**Exercise task**
Take the line containing "What text is on this page?" and every line after it to the end of the records, and copy them exactly, excluding pictures.
***
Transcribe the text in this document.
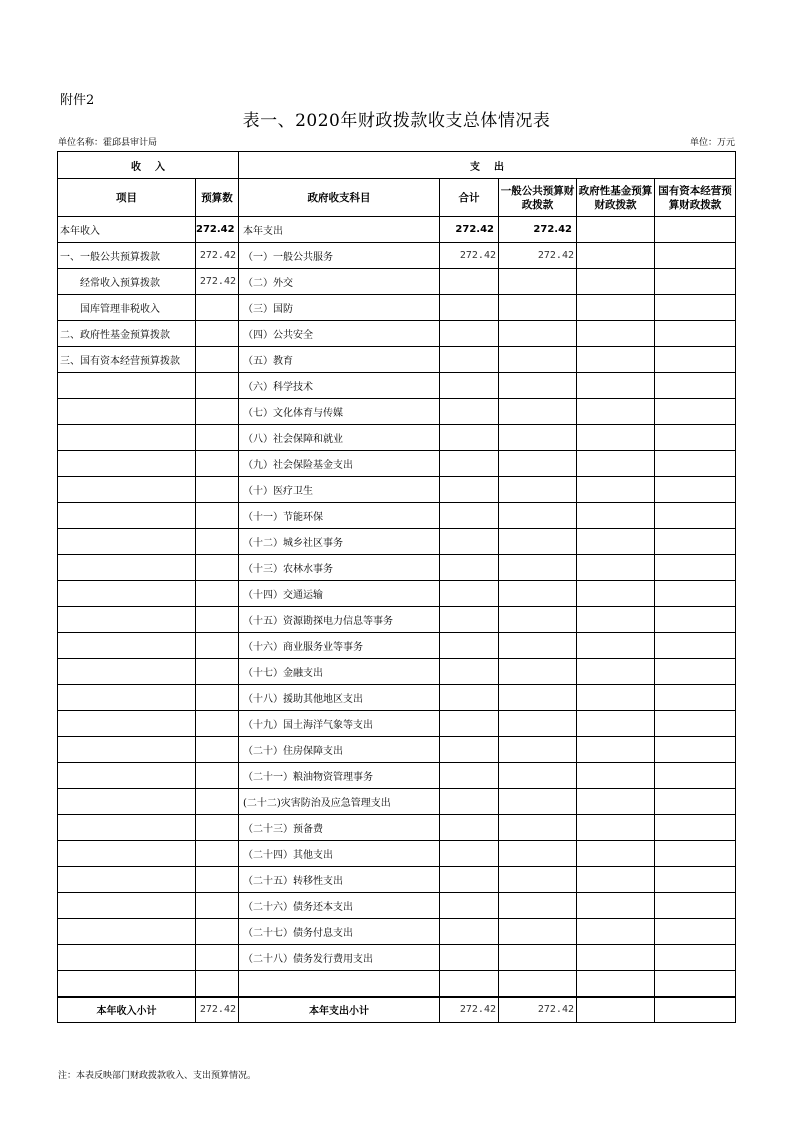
附件2
表一、2020年财政拨款收支总体情况表
单位名称：霍邱县审计局	单位：万元
收    入		支    出				
项目	预算数	政府收支科目	合计	一般公共预算财政拨款	政府性基金预算财政拨款	国有资本经营预算财政拨款
本年收入	272.42	本年支出	272.42	272.42		
一、一般公共预算拨款	272.42	（一）一般公共服务	272.42	272.42		
经常收入预算拨款	272.42	（二）外交				
国库管理非税收入		（三）国防				
二、政府性基金预算拨款		（四）公共安全				
三、国有资本经营预算拨款		（五）教育				
		（六）科学技术				
		（七）文化体育与传媒				
		（八）社会保障和就业				
		（九）社会保险基金支出				
		（十）医疗卫生				
		（十一）节能环保				
		（十二）城乡社区事务				
		（十三）农林水事务				
		（十四）交通运输				
		（十五）资源勘探电力信息等事务				
		（十六）商业服务业等事务				
		（十七）金融支出				
		（十八）援助其他地区支出				
		（十九）国土海洋气象等支出				
		（二十）住房保障支出				
		（二十一）粮油物资管理事务				
		(二十二)灾害防治及应急管理支出				
		（二十三）预备费				
		（二十四）其他支出				
		（二十五）转移性支出				
		（二十六）债务还本支出				
		（二十七）债务付息支出				
		（二十八）债务发行费用支出				

本年收入小计	272.42	本年支出小计	272.42	272.42		
注：本表反映部门财政拨款收入、支出预算情况。
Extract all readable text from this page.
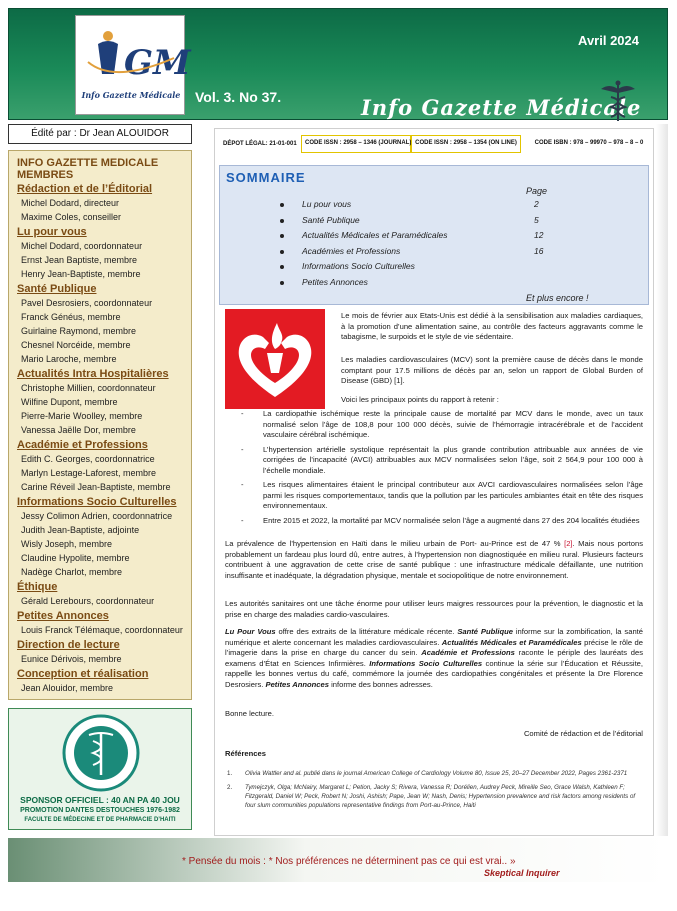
GM
Info Gazette Médicale
Avril 2024
Vol. 3. No 37.	Info Gazette Médicale
Édité par : Dr Jean ALOUIDOR
INFO GAZETTE MEDICALE MEMBRES
Rédaction et de l’Éditorial
Michel Dodard, directeur
Maxime Coles, conseiller
Lu pour vous
Michel Dodard, coordonnateur
Ernst Jean Baptiste, membre
Henry Jean-Baptiste, membre
Santé Publique
Pavel Desrosiers, coordonnateur
Franck Généus, membre
Guirlaine Raymond, membre
Chesnel Norcéide, membre
Mario Laroche, membre
Actualités Intra Hospitalières
Christophe Millien, coordonnateur
Wilfine Dupont, membre
Pierre-Marie Woolley, membre
Vanessa Jaëlle Dor, membre
Académie et Professions
Edith C. Georges, coordonnatrice
Marlyn Lestage-Laforest, membre
Carine Réveil Jean-Baptiste, membre
Informations Socio Culturelles
Jessy Colimon Adrien, coordonnatrice
Judith Jean-Baptiste, adjointe
Wisly Joseph, membre
Claudine Hypolite, membre
Nadège Charlot, membre
Éthique
Gérald Lerebours, coordonnateur
Petites Annonces
Louis Franck Télémaque, coordonnateur
Direction de lecture
Eunice Dérivois, membre
Conception et réalisation
Jean Alouidor, membre
SPONSOR OFFICIEL : 40 AN PA 40 JOU
PROMOTION DANTES DESTOUCHES 1976-1982
FACULTE DE MÉDECINE ET DE PHARMACIE D’HAITI
DÉPOT LÉGAL: 21-01-001	CODE ISSN : 2958 – 1346 (JOURNAL) CODE ISSN : 2958 – 1354 (ON LINE)	CODE ISBN : 978 – 99970 – 978 – 8 – 0
SOMMAIRE
Page
Lu pour vous	2
Santé Publique	5
Actualités Médicales et Paramédicales	12
Académies et Professions	16
Informations Socio Culturelles
Petites Annonces
Et plus encore !
Le mois de février aux Etats-Unis est dédié à la sensibilisation aux maladies cardiaques, à la promotion d’une alimentation saine, au contrôle des facteurs aggravants comme le tabagisme, le surpoids et le style de vie sédentaire.
Les maladies cardiovasculaires (MCV) sont la première cause de décès dans le monde comptant pour 17.5 millions de décès par an, selon un rapport de Global Burden of Disease (GBD) [1].
Voici les principaux points du rapport à retenir :
-	La cardiopathie ischémique reste la principale cause de mortalité par MCV dans le monde, avec un taux normalisé selon l’âge de 108,8 pour 100 000 décès, suivie de l’hémorragie intracérébrale et de l’accident vasculaire cérébral ischémique.
-	L’hypertension artérielle systolique représentait la plus grande contribution attribuable aux années de vie corrigées de l’incapacité (AVCI) attribuables aux MCV normalisées selon l’âge, soit 2 564,9 pour 100 000 à l’échelle mondiale.
-	Les risques alimentaires étaient le principal contributeur aux AVCI cardiovasculaires normalisées selon l’âge parmi les risques comportementaux, tandis que la pollution par les particules ambiantes était en tête des risques environnementaux.
-	Entre 2015 et 2022, la mortalité par MCV normalisée selon l’âge a augmenté dans 27 des 204 localités étudiées
La prévalence de l’hypertension en Haïti dans le milieu urbain de Port- au-Prince est de 47 % [2]. Mais nous portons probablement un fardeau plus lourd dû, entre autres, à l’hypertension non diagnostiquée en milieu rural. Plusieurs facteurs contribuent à une aggravation de cette crise de santé publique : une infrastructure médicale défaillante, une nutrition insuffisante et inadéquate, la dégradation physique, mentale et sociopolitique de notre environnement.
Les autorités sanitaires ont une tâche énorme pour utiliser leurs maigres ressources pour la prévention, le diagnostic et la prise en charge des maladies cardio-vasculaires.
Lu Pour Vous offre des extraits de la littérature médicale récente. Santé Publique informe sur la zombification, la santé numérique et alerte concernant les maladies cardiovasculaires. Actualités Médicales et Paramédicales précise le rôle de l’imagerie dans la prise en charge du cancer du sein. Académie et Professions raconte le périple des lauréats des examens d’État en Sciences Infirmières. Informations Socio Culturelles continue la série sur l’Éducation et Réussite, rappelle les bonnes vertus du café, commémore la journée des cardiopathies congénitales et présente la Dre Florence Desrosiers. Petites Annonces informe des bonnes adresses.
Bonne lecture.
Comité de rédaction et de l’éditorial
Références
1. Olivia Wattler and al. publié dans le journal American College of Cardiology Volume 80, Issue 25, 20–27 December 2022, Pages 2361-2371
2. Tymejczyk, Olga; McNairy, Margaret L; Petion, Jacky S; Rivera, Vanessa R; Dorélien, Audrey Peck, Mireille Seo, Grace Walsh, Kathleen F; Fitzgerald, Daniel W; Peck, Robert N; Joshi, Ashish; Pape, Jean W; Nash, Denis; Hypertension prevalence and risk factors among residents of four slum communities populations representative findings from Port-au-Prince, Haiti
* Pensée du mois : * Nos préférences ne déterminent pas ce qui est vrai.. »
Skeptical Inquirer
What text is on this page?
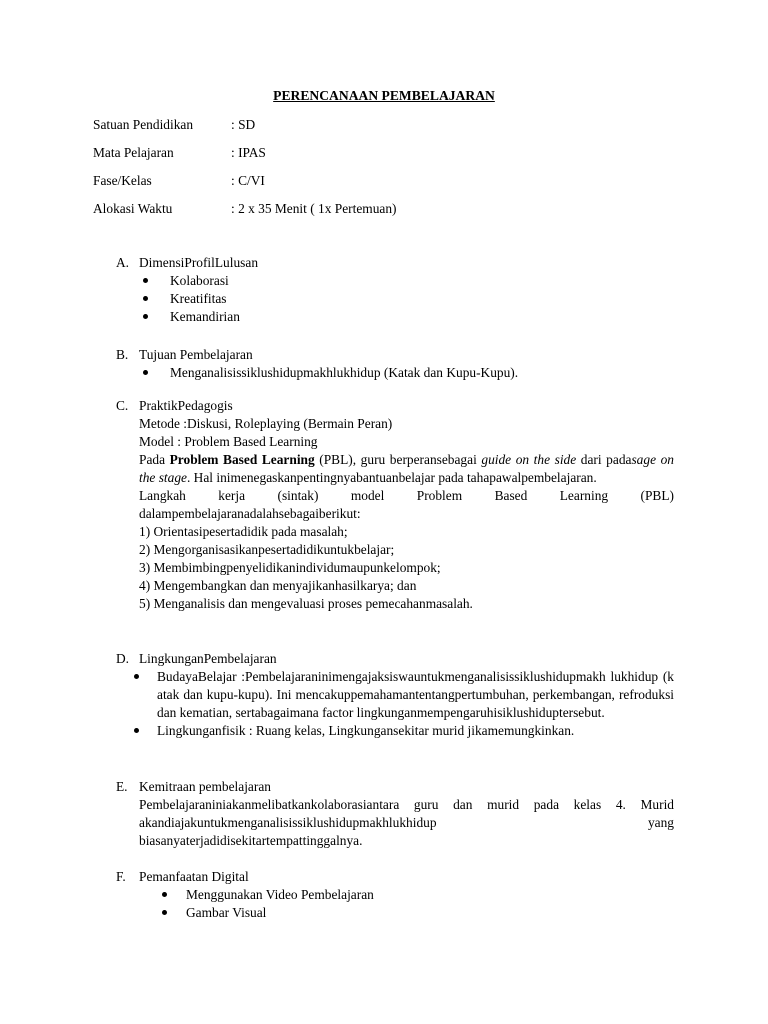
PERENCANAAN PEMBELAJARAN
Satuan Pendidikan	: SD
Mata Pelajaran	: IPAS
Fase/Kelas	: C/VI
Alokasi Waktu	: 2 x 35 Menit ( 1x Pertemuan)
A. DimensiProfilLulusan
Kolaborasi
Kreatifitas
Kemandirian
B. Tujuan Pembelajaran
Menganalisissiklushidupmakhlukhidup (Katak dan Kupu-Kupu).
C. PraktikPedagogis
Metode :Diskusi, Roleplaying (Bermain Peran)
Model : Problem Based Learning
Pada Problem Based Learning (PBL), guru berperansebagai guide on the side dari padasage on the stage. Hal inimenegaskanpentingnyabantuanbelajar pada tahapawalpembelajaran.
Langkah kerja (sintak) model Problem Based Learning (PBL) dalampembelajaranadalahsebagaiberikut:
1) Orientasipesertadidik pada masalah;
2) Mengorganisasikanpesertadidikuntukbelajar;
3) Membimbingpenyelidikanindividumaupunkelompok;
4) Mengembangkan dan menyajikanhasilkarya; dan
5) Menganalisis dan mengevaluasi proses pemecahanmasalah.
D. LingkunganPembelajaran
BudayaBelajar :Pembelajaraninimengajaksiswauntukmenganalisissiklushidupmakh lukhidup (katak dan kupu-kupu). Ini mencakuppemahamantentangpertumbuhan, perkembangan, refroduksi dan kematian, sertabagaimana factor lingkunganmempengaruhisiklushiduptersebut.
Lingkunganfisik : Ruang kelas, Lingkungansekitar murid jikamemungkinkan.
E. Kemitraan pembelajaran
Pembelajaraniniakanmelibatkankolaborasiantara guru dan murid pada kelas 4. Murid akandiajakuntukmenganalisissiklushidupmakhlukhidup yang biasanyaterjadidisekitartempattinggalnya.
F. Pemanfaatan Digital
Menggunakan Video Pembelajaran
Gambar Visual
***
**Full solution**
What text is on this page?
PERENCANAAN PEMBELAJARAN
Satuan Pendidikan	: SD
Mata Pelajaran	: IPAS
Fase/Kelas	: C/VI
Alokasi Waktu	: 2 x 35 Menit ( 1x Pertemuan)
A. DimensiProfilLulusan
Kolaborasi
Kreatifitas
Kemandirian
B. Tujuan Pembelajaran
Menganalisissiklushidupmakhlukhidup (Katak dan Kupu-Kupu).
C. PraktikPedagogis
Metode :Diskusi, Roleplaying (Bermain Peran)
Model : Problem Based Learning
Pada Problem Based Learning (PBL), guru berperansebagai guide on the side dari padasage on the stage. Hal inimenegaskanpentingnyabantuanbelajar pada tahapawalpembelajaran.
Langkah kerja (sintak) model Problem Based Learning (PBL) dalampembelajaranadalahsebagaiberikut:
1) Orientasipesertadidik pada masalah;
2) Mengorganisasikanpesertadidikuntukbelajar;
3) Membimbingpenyelidikanindividumaupunkelompok;
4) Mengembangkan dan menyajikanhasilkarya; dan
5) Menganalisis dan mengevaluasi proses pemecahanmasalah.
D. LingkunganPembelajaran
BudayaBelajar :Pembelajaraninimengajaksiswauntukmenganalisissiklushidupmakh lukhidup (katak dan kupu-kupu). Ini mencakuppemahamantentangpertumbuhan, perkembangan, refroduksi dan kematian, sertabagaimana factor lingkunganmempengaruhisiklushiduptersebut.
Lingkunganfisik : Ruang kelas, Lingkungansekitar murid jikamemungkinkan.
E. Kemitraan pembelajaran
Pembelajaraniniakanmelibatkankolaborasiantara guru dan murid pada kelas 4. Murid akandiajakuntukmenganalisissiklushidupmakhlukhidup yang biasanyaterjadidisekitartempattinggalnya.
F. Pemanfaatan Digital
Menggunakan Video Pembelajaran
Gambar Visual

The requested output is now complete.